==== AVAILABLE RECORDS ====

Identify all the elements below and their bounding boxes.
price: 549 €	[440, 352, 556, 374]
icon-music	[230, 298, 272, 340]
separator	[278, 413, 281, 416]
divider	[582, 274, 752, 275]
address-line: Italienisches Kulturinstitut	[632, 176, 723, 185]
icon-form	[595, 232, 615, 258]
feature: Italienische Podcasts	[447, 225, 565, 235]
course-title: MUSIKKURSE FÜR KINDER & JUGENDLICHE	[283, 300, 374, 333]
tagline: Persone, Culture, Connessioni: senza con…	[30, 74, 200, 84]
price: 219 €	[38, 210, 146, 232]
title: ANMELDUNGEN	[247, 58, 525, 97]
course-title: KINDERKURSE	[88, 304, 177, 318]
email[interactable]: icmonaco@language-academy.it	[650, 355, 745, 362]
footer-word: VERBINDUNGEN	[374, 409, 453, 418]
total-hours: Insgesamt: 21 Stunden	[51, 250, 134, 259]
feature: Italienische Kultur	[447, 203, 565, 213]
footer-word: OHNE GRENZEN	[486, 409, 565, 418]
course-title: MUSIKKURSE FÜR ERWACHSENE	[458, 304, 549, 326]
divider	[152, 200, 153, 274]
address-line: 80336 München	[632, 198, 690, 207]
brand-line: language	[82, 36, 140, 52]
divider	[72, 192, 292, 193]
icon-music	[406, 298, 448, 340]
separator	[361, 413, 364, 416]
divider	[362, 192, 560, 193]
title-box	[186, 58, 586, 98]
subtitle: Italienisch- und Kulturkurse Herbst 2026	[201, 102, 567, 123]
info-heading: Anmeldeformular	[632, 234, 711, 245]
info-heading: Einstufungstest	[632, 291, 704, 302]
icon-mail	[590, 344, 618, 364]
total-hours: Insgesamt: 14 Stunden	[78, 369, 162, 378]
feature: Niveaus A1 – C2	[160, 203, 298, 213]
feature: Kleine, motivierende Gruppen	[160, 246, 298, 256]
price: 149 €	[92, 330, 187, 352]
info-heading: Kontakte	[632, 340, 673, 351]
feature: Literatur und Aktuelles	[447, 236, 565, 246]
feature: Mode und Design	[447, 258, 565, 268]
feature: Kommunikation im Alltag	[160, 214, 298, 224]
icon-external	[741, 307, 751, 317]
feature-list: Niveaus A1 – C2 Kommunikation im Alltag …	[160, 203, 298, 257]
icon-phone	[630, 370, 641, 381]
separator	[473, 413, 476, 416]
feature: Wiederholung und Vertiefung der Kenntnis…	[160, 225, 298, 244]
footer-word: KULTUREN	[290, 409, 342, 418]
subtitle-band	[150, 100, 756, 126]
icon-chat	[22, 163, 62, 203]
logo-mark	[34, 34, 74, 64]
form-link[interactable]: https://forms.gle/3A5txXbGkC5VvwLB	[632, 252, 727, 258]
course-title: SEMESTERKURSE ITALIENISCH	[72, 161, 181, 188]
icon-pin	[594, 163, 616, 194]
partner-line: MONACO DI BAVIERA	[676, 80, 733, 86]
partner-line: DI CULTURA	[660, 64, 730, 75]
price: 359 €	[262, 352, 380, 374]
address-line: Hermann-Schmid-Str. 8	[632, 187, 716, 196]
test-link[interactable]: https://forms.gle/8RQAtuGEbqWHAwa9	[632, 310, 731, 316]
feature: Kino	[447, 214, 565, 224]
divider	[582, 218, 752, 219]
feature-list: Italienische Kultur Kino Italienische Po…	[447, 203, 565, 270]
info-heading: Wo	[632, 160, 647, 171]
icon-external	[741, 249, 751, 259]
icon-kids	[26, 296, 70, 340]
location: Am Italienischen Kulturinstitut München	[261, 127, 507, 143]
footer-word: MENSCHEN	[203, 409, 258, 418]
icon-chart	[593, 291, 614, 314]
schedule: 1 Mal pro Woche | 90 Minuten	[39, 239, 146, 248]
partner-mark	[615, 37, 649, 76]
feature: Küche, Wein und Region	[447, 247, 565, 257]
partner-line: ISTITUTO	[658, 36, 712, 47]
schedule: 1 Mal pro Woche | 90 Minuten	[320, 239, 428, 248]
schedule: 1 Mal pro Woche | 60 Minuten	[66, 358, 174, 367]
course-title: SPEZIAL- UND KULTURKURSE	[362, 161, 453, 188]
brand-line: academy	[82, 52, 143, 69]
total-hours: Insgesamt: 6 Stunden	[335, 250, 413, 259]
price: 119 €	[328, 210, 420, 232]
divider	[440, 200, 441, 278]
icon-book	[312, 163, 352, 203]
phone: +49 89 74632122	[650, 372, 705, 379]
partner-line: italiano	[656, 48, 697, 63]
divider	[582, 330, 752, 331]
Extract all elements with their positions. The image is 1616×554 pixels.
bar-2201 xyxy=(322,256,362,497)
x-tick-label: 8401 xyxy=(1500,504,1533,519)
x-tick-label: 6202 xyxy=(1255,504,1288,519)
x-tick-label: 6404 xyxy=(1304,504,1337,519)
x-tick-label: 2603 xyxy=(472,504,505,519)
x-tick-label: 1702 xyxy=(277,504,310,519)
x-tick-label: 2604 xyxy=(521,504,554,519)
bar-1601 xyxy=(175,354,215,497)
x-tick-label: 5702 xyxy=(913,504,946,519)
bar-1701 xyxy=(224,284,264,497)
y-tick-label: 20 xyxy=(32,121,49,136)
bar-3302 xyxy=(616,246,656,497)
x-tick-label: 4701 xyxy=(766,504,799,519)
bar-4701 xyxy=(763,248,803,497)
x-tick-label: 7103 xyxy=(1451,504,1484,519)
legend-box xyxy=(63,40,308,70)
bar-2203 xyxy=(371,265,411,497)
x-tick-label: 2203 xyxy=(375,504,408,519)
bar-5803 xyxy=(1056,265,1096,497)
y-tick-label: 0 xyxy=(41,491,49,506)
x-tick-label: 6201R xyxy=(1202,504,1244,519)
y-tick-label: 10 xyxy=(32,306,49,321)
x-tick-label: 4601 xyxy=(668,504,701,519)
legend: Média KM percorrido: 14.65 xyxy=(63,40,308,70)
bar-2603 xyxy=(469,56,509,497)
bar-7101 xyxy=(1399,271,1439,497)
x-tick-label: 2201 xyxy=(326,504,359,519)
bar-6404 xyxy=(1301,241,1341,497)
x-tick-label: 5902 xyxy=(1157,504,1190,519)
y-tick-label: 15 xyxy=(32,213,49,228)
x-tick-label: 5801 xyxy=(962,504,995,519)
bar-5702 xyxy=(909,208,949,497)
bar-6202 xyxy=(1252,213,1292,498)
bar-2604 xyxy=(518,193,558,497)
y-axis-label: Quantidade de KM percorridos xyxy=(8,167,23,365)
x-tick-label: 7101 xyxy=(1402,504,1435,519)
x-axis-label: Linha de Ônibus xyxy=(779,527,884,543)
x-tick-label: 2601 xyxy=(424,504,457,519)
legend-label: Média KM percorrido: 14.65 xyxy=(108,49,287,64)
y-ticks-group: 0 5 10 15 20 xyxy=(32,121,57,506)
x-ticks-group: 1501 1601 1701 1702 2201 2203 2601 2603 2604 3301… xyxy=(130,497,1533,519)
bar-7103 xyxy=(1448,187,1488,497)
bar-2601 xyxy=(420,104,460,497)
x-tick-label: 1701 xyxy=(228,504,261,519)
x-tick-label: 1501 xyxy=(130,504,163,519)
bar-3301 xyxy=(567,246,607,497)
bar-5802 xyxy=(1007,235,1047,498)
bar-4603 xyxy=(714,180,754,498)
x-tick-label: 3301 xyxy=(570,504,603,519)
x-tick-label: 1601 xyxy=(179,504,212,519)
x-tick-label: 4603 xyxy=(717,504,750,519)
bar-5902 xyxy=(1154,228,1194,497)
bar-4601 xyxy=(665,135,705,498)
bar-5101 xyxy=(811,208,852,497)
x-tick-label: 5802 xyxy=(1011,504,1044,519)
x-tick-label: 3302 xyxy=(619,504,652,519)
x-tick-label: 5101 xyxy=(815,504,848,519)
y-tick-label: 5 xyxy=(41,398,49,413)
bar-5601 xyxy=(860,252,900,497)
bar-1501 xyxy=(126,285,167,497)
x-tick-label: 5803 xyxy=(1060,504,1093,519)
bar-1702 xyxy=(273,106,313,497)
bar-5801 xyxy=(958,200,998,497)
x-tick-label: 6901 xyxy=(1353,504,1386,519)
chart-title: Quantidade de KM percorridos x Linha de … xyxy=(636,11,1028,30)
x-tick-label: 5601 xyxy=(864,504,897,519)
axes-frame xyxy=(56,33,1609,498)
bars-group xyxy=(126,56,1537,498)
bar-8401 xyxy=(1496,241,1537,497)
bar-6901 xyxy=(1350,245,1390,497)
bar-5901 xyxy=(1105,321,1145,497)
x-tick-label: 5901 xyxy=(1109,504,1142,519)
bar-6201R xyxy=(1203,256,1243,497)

====

WORK TO DO
Please reproduce the material word for word, starting at its very first line and ending at the line that contains "409, 565, 418]", with both of those lines included.

REPLY
Identify all the elements below and their bounding boxes.
price: 549 €	[440, 352, 556, 374]
icon-music	[230, 298, 272, 340]
separator	[278, 413, 281, 416]
divider	[582, 274, 752, 275]
address-line: Italienisches Kulturinstitut	[632, 176, 723, 185]
icon-form	[595, 232, 615, 258]
feature: Italienische Podcasts	[447, 225, 565, 235]
course-title: MUSIKKURSE FÜR KINDER & JUGENDLICHE	[283, 300, 374, 333]
tagline: Persone, Culture, Connessioni: senza con…	[30, 74, 200, 84]
price: 219 €	[38, 210, 146, 232]
title: ANMELDUNGEN	[247, 58, 525, 97]
course-title: KINDERKURSE	[88, 304, 177, 318]
email[interactable]: icmonaco@language-academy.it	[650, 355, 745, 362]
footer-word: VERBINDUNGEN	[374, 409, 453, 418]
total-hours: Insgesamt: 21 Stunden	[51, 250, 134, 259]
feature: Italienische Kultur	[447, 203, 565, 213]
footer-word: OHNE GRENZEN	[486, 409, 565, 418]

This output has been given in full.